**TASK REQUIREMENTS:** Don't copy the pictures; return every other part of the records exactly.

============================================================

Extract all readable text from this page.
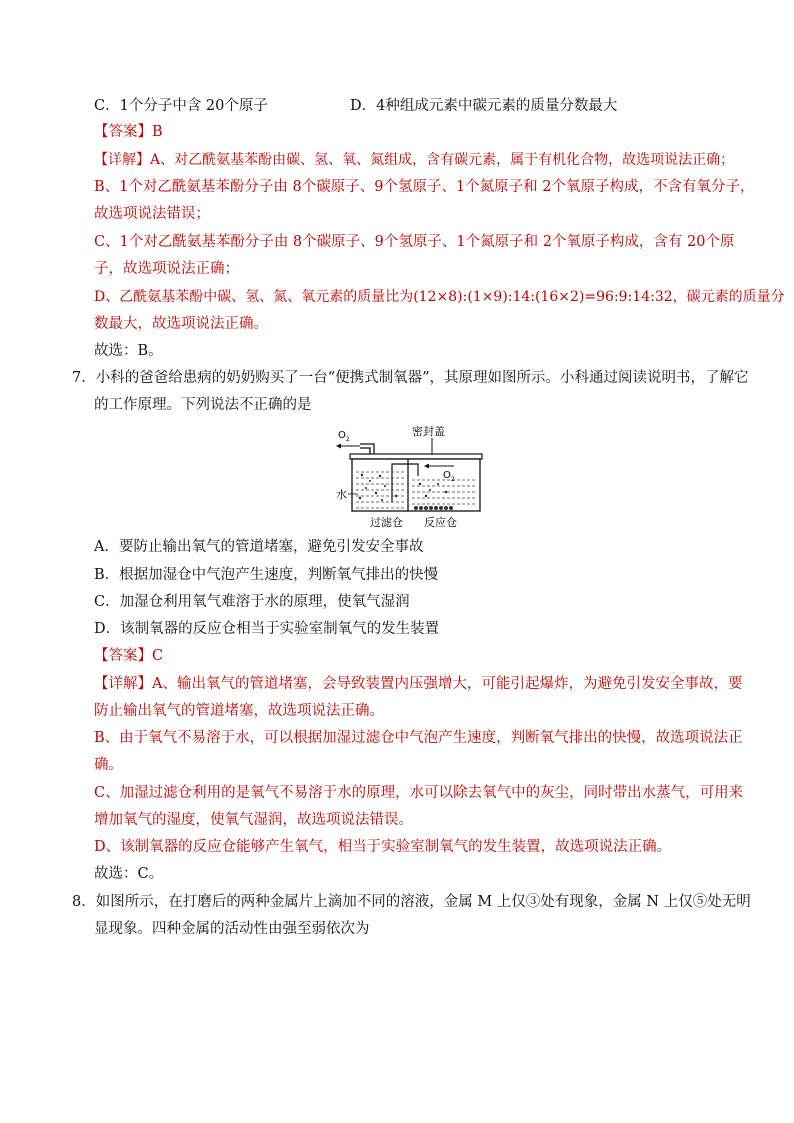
C．1个分子中含 20个原子	D．4种组成元素中碳元素的质量分数最大
【答案】B
【详解】A、对乙酰氨基苯酚由碳、氢、氧、氮组成，含有碳元素，属于有机化合物，故选项说法正确；
B、1个对乙酰氨基苯酚分子由 8个碳原子、9个氢原子、1个氮原子和 2个氧原子构成，不含有氧分子，
故选项说法错误；
C、1个对乙酰氨基苯酚分子由 8个碳原子、9个氢原子、1个氮原子和 2个氧原子构成，含有 20个原
子，故选项说法正确；
D、乙酰氨基苯酚中碳、氢、氮、氧元素的质量比为(12×8):(1×9):14:(16×2)=96:9:14:32，碳元素的质量分
数最大，故选项说法正确。
故选：B。
7．小科的爸爸给患病的奶奶购买了一台“便携式制氧器”，其原理如图所示。小科通过阅读说明书，了解它
的工作原理。下列说法不正确的是
O 2
密封盖
O 2
水
过滤仓 反应仓
A．要防止输出氧气的管道堵塞，避免引发安全事故
B．根据加湿仓中气泡产生速度，判断氧气排出的快慢
C．加湿仓利用氧气难溶于水的原理，使氧气湿润
D．该制氧器的反应仓相当于实验室制氧气的发生装置
【答案】C
【详解】A、输出氧气的管道堵塞，会导致装置内压强增大，可能引起爆炸，为避免引发安全事故，要
防止输出氧气的管道堵塞，故选项说法正确。
B、由于氧气不易溶于水，可以根据加湿过滤仓中气泡产生速度，判断氧气排出的快慢，故选项说法正
确。
C、加湿过滤仓利用的是氧气不易溶于水的原理，水可以除去氧气中的灰尘，同时带出水蒸气，可用来
增加氧气的湿度，使氧气湿润，故选项说法错误。
D、该制氧器的反应仓能够产生氧气，相当于实验室制氧气的发生装置，故选项说法正确。
故选：C。
8．如图所示，在打磨后的两种金属片上滴加不同的溶液，金属 M 上仅③处有现象，金属 N 上仅⑤处无明
显现象。四种金属的活动性由强至弱依次为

============================================================

**ANSWER TO THE EXERCISE:**
Extract all readable text from this page.
C．1个分子中含 20个原子	D．4种组成元素中碳元素的质量分数最大
【答案】B
【详解】A、对乙酰氨基苯酚由碳、氢、氧、氮组成，含有碳元素，属于有机化合物，故选项说法正确；
B、1个对乙酰氨基苯酚分子由 8个碳原子、9个氢原子、1个氮原子和 2个氧原子构成，不含有氧分子，
故选项说法错误；
C、1个对乙酰氨基苯酚分子由 8个碳原子、9个氢原子、1个氮原子和 2个氧原子构成，含有 20个原
子，故选项说法正确；
D、乙酰氨基苯酚中碳、氢、氮、氧元素的质量比为(12×8):(1×9):14:(16×2)=96:9:14:32，碳元素的质量分
数最大，故选项说法正确。
故选：B。
7．小科的爸爸给患病的奶奶购买了一台“便携式制氧器”，其原理如图所示。小科通过阅读说明书，了解它
的工作原理。下列说法不正确的是
O 2
密封盖
O 2
水
过滤仓 反应仓
A．要防止输出氧气的管道堵塞，避免引发安全事故
B．根据加湿仓中气泡产生速度，判断氧气排出的快慢
C．加湿仓利用氧气难溶于水的原理，使氧气湿润
D．该制氧器的反应仓相当于实验室制氧气的发生装置
【答案】C
【详解】A、输出氧气的管道堵塞，会导致装置内压强增大，可能引起爆炸，为避免引发安全事故，要
防止输出氧气的管道堵塞，故选项说法正确。
B、由于氧气不易溶于水，可以根据加湿过滤仓中气泡产生速度，判断氧气排出的快慢，故选项说法正
确。
C、加湿过滤仓利用的是氧气不易溶于水的原理，水可以除去氧气中的灰尘，同时带出水蒸气，可用来
增加氧气的湿度，使氧气湿润，故选项说法错误。
D、该制氧器的反应仓能够产生氧气，相当于实验室制氧气的发生装置，故选项说法正确。
故选：C。
8．如图所示，在打磨后的两种金属片上滴加不同的溶液，金属 M 上仅③处有现象，金属 N 上仅⑤处无明
显现象。四种金属的活动性由强至弱依次为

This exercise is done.